__Data extracted from a collection__.
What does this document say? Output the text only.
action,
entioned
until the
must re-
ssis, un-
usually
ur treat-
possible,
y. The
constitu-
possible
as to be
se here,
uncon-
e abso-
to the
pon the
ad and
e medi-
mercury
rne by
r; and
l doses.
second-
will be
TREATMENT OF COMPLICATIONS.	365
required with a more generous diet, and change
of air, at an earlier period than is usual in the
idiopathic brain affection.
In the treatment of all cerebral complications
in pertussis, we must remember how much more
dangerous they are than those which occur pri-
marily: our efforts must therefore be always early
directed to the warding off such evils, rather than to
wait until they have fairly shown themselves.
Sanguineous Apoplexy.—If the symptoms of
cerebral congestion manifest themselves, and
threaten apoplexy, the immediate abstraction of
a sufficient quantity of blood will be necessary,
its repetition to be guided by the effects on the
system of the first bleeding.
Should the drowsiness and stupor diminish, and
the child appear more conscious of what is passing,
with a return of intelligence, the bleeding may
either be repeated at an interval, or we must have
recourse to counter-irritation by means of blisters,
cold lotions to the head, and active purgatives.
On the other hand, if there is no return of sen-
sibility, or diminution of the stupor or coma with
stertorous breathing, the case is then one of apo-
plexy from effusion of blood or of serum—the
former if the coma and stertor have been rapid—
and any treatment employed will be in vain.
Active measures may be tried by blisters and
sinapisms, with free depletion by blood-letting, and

---

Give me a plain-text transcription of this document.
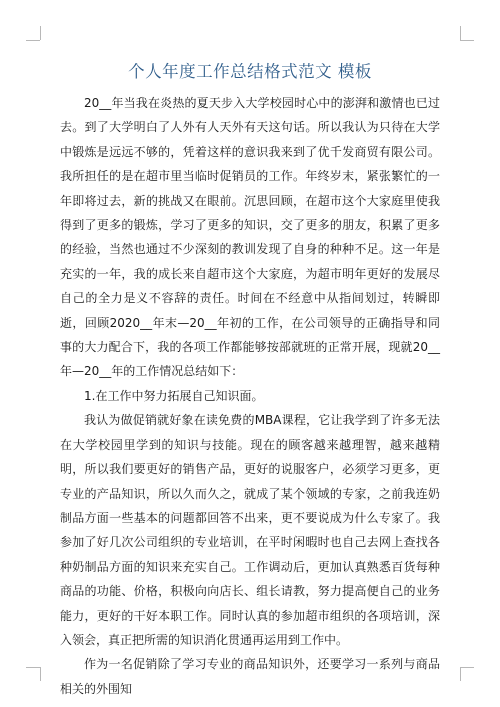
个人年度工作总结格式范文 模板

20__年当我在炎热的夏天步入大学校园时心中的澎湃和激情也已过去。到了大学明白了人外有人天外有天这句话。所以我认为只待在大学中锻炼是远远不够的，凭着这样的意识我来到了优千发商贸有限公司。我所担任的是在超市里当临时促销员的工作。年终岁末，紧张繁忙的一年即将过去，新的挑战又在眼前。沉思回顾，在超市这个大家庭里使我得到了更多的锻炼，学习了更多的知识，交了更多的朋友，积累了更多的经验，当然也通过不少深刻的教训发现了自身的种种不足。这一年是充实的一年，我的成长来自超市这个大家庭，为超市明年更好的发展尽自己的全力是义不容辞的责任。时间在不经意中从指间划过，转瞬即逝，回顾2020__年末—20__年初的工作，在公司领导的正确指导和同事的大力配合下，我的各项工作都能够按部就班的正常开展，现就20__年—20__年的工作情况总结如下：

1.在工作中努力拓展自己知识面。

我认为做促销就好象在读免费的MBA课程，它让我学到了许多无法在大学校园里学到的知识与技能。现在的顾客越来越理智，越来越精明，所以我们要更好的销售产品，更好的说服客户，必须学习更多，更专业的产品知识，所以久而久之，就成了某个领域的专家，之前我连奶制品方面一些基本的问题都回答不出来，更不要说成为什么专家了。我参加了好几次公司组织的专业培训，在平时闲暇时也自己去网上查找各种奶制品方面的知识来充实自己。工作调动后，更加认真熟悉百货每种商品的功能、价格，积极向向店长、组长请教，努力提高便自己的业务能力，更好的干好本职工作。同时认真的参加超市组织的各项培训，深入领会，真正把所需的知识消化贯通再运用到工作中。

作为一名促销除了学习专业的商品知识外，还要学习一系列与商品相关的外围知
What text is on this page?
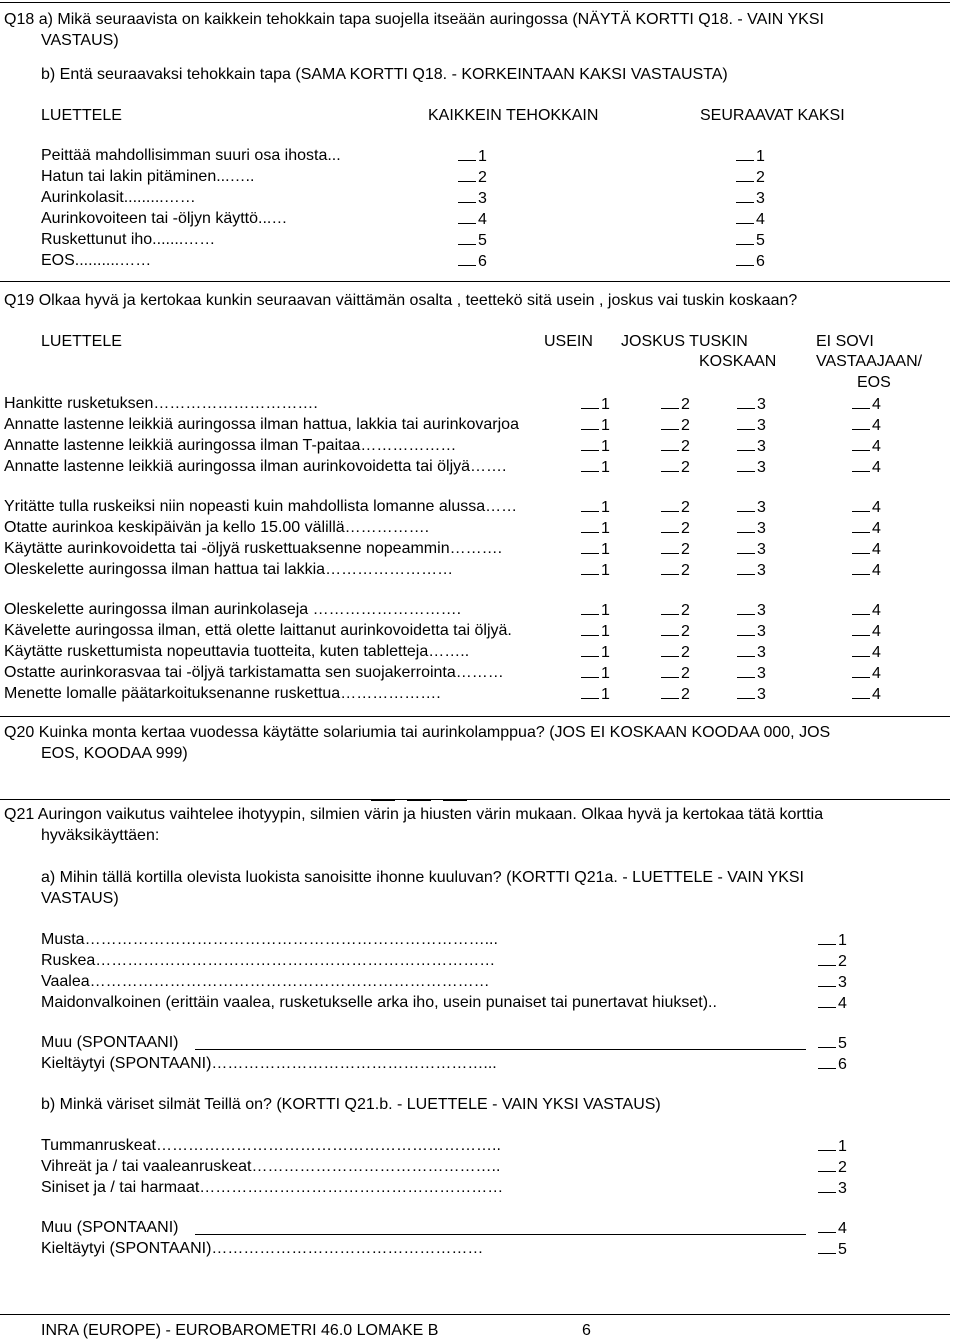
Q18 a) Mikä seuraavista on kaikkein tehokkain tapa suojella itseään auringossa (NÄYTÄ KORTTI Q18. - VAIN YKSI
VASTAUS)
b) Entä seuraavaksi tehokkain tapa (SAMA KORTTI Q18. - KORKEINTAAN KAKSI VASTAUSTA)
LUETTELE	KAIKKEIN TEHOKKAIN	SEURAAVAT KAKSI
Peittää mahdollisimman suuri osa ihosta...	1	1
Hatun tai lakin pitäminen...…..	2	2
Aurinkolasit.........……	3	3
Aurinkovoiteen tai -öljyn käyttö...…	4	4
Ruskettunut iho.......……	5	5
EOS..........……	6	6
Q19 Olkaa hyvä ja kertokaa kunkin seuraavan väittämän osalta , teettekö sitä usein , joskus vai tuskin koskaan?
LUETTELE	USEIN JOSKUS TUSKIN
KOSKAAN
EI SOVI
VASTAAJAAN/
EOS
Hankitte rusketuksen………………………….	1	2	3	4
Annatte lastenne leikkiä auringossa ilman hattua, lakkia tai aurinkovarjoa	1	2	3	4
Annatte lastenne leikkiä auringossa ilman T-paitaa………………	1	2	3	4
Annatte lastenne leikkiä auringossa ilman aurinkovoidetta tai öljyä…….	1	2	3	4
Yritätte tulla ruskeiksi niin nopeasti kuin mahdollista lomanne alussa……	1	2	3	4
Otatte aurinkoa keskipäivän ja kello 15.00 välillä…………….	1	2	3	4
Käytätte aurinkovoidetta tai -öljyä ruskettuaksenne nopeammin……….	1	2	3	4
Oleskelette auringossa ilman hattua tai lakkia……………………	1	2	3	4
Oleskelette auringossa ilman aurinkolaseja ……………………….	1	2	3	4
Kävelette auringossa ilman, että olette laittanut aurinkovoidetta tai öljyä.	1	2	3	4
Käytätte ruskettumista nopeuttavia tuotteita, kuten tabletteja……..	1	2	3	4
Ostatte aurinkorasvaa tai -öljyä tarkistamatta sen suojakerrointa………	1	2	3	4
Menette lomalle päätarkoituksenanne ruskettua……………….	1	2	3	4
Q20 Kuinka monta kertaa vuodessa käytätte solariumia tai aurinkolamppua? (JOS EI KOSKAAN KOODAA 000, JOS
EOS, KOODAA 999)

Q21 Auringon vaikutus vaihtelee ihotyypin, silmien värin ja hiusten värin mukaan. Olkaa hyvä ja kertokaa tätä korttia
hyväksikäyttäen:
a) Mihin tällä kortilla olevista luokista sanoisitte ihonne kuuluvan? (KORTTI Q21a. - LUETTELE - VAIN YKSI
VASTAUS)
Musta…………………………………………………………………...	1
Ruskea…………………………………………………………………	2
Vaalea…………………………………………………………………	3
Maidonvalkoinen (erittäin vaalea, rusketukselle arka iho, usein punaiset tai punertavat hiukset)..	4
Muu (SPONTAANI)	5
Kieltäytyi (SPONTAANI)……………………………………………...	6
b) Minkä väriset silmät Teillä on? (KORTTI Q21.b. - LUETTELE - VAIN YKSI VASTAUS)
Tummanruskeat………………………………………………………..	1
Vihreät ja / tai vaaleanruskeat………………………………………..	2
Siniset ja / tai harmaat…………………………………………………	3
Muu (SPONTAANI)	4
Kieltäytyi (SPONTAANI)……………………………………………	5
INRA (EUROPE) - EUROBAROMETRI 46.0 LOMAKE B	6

==

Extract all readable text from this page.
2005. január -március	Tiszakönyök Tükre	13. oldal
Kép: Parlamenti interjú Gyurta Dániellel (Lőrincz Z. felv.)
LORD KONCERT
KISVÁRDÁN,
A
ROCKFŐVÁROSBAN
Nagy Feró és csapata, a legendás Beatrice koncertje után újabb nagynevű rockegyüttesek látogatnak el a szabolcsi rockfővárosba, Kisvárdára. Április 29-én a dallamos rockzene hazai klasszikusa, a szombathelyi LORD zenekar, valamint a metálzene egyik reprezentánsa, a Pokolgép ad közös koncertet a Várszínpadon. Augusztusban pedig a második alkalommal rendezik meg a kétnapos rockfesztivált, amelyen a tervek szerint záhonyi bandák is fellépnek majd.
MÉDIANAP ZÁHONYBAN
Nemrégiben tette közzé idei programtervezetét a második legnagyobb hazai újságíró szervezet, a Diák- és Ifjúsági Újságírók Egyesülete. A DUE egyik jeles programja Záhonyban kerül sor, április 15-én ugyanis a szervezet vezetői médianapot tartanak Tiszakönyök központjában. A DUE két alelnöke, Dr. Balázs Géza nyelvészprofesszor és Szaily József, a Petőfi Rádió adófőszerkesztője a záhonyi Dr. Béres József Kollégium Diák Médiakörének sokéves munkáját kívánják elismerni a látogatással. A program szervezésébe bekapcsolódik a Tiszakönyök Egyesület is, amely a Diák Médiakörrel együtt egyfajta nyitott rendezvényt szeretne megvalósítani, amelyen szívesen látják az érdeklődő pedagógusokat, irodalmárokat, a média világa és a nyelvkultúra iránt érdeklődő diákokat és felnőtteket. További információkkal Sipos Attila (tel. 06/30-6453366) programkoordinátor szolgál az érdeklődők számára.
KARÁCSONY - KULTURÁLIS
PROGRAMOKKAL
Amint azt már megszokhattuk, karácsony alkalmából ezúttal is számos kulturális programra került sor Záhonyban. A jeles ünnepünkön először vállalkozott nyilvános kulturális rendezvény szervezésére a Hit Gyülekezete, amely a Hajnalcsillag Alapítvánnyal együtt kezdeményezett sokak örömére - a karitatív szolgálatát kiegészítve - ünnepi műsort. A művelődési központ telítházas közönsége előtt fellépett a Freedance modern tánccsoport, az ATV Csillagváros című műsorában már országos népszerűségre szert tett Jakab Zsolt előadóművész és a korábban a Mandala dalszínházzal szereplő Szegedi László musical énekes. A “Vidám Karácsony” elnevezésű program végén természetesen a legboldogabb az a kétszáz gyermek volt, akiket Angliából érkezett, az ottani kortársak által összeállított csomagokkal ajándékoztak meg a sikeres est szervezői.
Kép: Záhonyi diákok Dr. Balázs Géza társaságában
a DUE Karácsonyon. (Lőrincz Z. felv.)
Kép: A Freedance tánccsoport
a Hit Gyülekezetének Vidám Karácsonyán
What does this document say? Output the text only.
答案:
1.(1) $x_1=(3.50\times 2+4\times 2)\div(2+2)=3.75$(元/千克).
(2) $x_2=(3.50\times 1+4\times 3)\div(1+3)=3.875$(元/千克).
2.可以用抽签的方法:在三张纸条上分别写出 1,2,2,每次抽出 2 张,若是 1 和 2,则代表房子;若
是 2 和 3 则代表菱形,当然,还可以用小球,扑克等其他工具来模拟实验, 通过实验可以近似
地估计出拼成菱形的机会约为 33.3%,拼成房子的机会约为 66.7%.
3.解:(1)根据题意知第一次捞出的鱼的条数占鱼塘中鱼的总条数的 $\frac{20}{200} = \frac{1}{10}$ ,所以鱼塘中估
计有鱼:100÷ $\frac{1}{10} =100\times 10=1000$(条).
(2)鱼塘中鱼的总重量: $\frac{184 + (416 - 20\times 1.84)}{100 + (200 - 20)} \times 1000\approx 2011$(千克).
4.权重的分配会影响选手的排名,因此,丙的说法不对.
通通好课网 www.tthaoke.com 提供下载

__SHORT EXERCISE__.
Gather each line in the entries above where the string "until" is found.

__ANSWER IN FULL__.
until the
wait until they have fairly shown themselves.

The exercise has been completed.